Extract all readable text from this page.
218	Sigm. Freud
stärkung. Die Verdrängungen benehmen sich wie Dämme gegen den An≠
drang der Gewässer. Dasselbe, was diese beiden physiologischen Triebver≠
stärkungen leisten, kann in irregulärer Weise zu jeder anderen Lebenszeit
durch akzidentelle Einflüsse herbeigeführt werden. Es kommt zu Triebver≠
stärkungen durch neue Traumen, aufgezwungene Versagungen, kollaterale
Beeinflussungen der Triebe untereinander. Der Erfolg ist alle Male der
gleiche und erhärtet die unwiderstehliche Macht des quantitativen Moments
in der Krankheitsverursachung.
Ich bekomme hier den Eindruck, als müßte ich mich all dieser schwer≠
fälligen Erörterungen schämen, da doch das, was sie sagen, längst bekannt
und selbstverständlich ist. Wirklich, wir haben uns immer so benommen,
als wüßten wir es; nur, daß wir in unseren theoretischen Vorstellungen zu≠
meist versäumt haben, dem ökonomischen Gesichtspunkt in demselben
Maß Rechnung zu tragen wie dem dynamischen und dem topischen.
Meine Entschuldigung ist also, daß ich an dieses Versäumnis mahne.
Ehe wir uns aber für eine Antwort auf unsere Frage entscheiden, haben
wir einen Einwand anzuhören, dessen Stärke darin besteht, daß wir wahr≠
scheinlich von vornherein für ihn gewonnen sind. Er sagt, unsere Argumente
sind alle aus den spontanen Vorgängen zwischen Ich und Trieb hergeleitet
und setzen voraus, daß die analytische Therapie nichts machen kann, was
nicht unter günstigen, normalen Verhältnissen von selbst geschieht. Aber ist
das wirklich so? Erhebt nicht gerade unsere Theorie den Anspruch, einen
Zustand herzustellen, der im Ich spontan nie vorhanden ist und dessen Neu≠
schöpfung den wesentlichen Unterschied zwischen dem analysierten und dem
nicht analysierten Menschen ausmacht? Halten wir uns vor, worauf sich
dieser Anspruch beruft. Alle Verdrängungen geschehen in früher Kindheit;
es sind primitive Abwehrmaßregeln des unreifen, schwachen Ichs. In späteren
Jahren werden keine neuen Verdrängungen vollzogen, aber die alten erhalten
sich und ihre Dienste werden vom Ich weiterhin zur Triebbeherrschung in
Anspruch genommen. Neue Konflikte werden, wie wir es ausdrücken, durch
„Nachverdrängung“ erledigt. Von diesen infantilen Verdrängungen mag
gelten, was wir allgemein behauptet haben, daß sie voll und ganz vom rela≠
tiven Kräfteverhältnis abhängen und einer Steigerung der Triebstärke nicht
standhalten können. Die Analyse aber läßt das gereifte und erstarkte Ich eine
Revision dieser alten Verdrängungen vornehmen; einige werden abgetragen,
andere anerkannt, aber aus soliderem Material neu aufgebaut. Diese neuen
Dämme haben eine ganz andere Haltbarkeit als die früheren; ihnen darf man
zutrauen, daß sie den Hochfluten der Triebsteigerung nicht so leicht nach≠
------
■ WORK REQUEST ■
Look through the listing above and copy each line where the string "einen" occurs.

■ EXERCISE SOLUTION ■
wir einen Einwand anzuhören, dessen Stärke darin besteht, daß wir wahr≠
das wirklich so? Erhebt nicht gerade unsere Theorie den Anspruch, einen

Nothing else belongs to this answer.